*Stated problem:* Below are some records; repeat them all exactly, minus the pictures.

*Stored rows:*
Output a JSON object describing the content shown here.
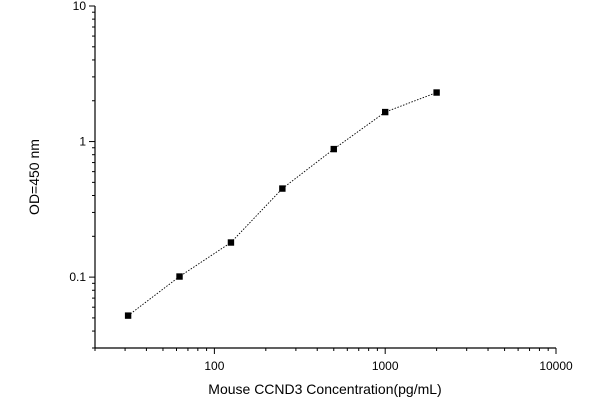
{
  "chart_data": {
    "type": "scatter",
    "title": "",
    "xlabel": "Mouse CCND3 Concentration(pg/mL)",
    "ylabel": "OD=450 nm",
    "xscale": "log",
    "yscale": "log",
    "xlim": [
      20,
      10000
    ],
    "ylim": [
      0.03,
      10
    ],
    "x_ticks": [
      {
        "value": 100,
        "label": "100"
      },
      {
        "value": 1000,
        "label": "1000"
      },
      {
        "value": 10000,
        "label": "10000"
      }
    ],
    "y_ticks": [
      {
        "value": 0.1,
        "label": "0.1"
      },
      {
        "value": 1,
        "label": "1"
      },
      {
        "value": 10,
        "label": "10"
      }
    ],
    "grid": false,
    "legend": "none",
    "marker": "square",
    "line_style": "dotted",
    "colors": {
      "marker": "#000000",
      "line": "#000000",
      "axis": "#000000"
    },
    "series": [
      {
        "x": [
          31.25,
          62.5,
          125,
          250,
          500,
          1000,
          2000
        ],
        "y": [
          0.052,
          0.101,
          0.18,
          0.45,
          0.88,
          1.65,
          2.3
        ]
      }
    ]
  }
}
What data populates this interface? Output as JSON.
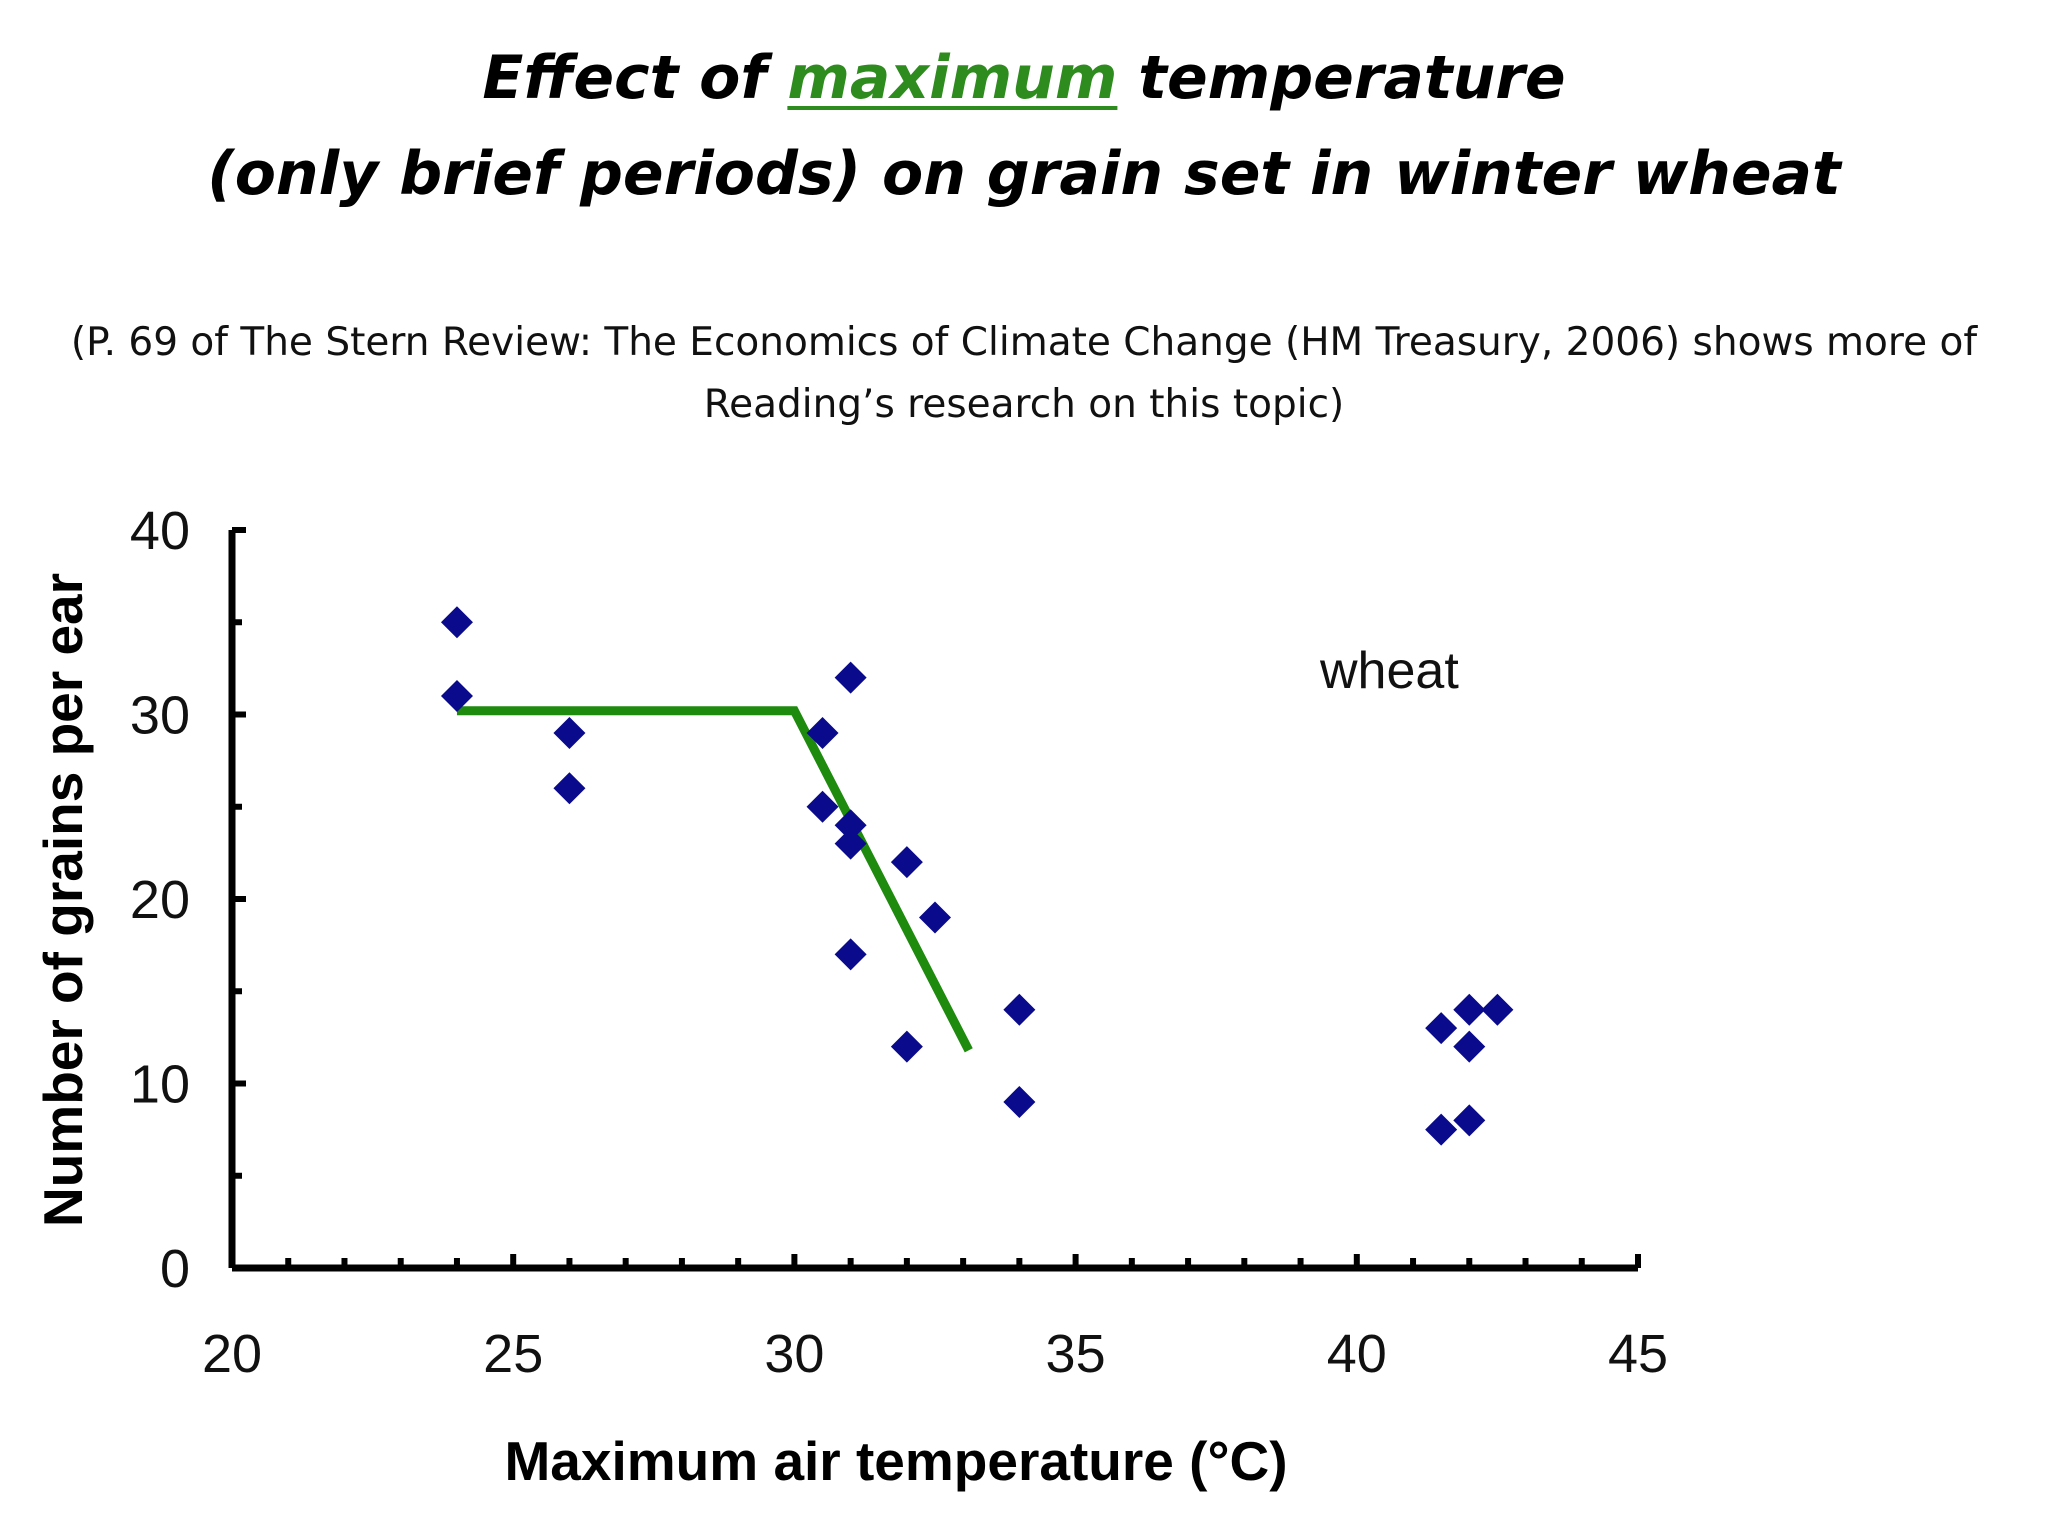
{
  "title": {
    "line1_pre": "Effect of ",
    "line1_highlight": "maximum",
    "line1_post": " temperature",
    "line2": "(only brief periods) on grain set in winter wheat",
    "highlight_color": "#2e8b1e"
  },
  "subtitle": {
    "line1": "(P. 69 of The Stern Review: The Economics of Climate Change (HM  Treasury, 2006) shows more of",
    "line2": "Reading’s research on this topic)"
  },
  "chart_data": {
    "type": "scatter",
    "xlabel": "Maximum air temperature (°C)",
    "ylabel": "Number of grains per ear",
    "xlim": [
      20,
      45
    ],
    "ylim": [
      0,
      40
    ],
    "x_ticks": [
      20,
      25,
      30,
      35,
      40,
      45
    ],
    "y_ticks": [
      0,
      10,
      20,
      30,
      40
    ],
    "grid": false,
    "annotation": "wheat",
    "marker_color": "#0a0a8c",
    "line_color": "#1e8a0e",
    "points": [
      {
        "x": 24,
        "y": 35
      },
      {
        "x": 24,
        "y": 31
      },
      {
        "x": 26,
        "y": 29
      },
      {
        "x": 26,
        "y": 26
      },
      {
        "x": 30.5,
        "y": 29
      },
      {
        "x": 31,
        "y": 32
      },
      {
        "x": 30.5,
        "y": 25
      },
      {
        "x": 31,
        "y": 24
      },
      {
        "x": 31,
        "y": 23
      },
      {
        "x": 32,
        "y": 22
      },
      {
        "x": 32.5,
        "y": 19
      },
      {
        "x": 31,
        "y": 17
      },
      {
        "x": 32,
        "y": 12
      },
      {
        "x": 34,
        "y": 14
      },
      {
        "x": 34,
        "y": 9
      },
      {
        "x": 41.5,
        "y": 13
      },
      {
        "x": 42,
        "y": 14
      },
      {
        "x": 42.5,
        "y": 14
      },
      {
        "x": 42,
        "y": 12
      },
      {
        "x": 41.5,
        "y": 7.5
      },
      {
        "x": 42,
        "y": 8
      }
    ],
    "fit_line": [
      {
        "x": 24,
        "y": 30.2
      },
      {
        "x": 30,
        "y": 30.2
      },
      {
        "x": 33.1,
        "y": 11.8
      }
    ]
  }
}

*Task response:*
Output a JSON object describing the content shown here.
{
  "chart_data": {
    "type": "scatter",
    "title": "",
    "xlabel": "Mouse CCND3 Concentration(pg/mL)",
    "ylabel": "OD=450 nm",
    "xscale": "log",
    "yscale": "log",
    "xlim": [
      20,
      10000
    ],
    "ylim": [
      0.03,
      10
    ],
    "x_ticks": [
      {
        "value": 100,
        "label": "100"
      },
      {
        "value": 1000,
        "label": "1000"
      },
      {
        "value": 10000,
        "label": "10000"
      }
    ],
    "y_ticks": [
      {
        "value": 0.1,
        "label": "0.1"
      },
      {
        "value": 1,
        "label": "1"
      },
      {
        "value": 10,
        "label": "10"
      }
    ],
    "grid": false,
    "legend": "none",
    "marker": "square",
    "line_style": "dotted",
    "colors": {
      "marker": "#000000",
      "line": "#000000",
      "axis": "#000000"
    },
    "series": [
      {
        "x": [
          31.25,
          62.5,
          125,
          250,
          500,
          1000,
          2000
        ],
        "y": [
          0.052,
          0.101,
          0.18,
          0.45,
          0.88,
          1.65,
          2.3
        ]
      }
    ]
  }
}
What data populates this interface? Output as JSON.
{
  "title": {
    "line1_pre": "Effect of ",
    "line1_highlight": "maximum",
    "line1_post": " temperature",
    "line2": "(only brief periods) on grain set in winter wheat",
    "highlight_color": "#2e8b1e"
  },
  "subtitle": {
    "line1": "(P. 69 of The Stern Review: The Economics of Climate Change (HM  Treasury, 2006) shows more of",
    "line2": "Reading’s research on this topic)"
  },
  "chart_data": {
    "type": "scatter",
    "xlabel": "Maximum air temperature (°C)",
    "ylabel": "Number of grains per ear",
    "xlim": [
      20,
      45
    ],
    "ylim": [
      0,
      40
    ],
    "x_ticks": [
      20,
      25,
      30,
      35,
      40,
      45
    ],
    "y_ticks": [
      0,
      10,
      20,
      30,
      40
    ],
    "grid": false,
    "annotation": "wheat",
    "marker_color": "#0a0a8c",
    "line_color": "#1e8a0e",
    "points": [
      {
        "x": 24,
        "y": 35
      },
      {
        "x": 24,
        "y": 31
      },
      {
        "x": 26,
        "y": 29
      },
      {
        "x": 26,
        "y": 26
      },
      {
        "x": 30.5,
        "y": 29
      },
      {
        "x": 31,
        "y": 32
      },
      {
        "x": 30.5,
        "y": 25
      },
      {
        "x": 31,
        "y": 24
      },
      {
        "x": 31,
        "y": 23
      },
      {
        "x": 32,
        "y": 22
      },
      {
        "x": 32.5,
        "y": 19
      },
      {
        "x": 31,
        "y": 17
      },
      {
        "x": 32,
        "y": 12
      },
      {
        "x": 34,
        "y": 14
      },
      {
        "x": 34,
        "y": 9
      },
      {
        "x": 41.5,
        "y": 13
      },
      {
        "x": 42,
        "y": 14
      },
      {
        "x": 42.5,
        "y": 14
      },
      {
        "x": 42,
        "y": 12
      },
      {
        "x": 41.5,
        "y": 7.5
      },
      {
        "x": 42,
        "y": 8
      }
    ],
    "fit_line": [
      {
        "x": 24,
        "y": 30.2
      },
      {
        "x": 30,
        "y": 30.2
      },
      {
        "x": 33.1,
        "y": 11.8
      }
    ]
  }
}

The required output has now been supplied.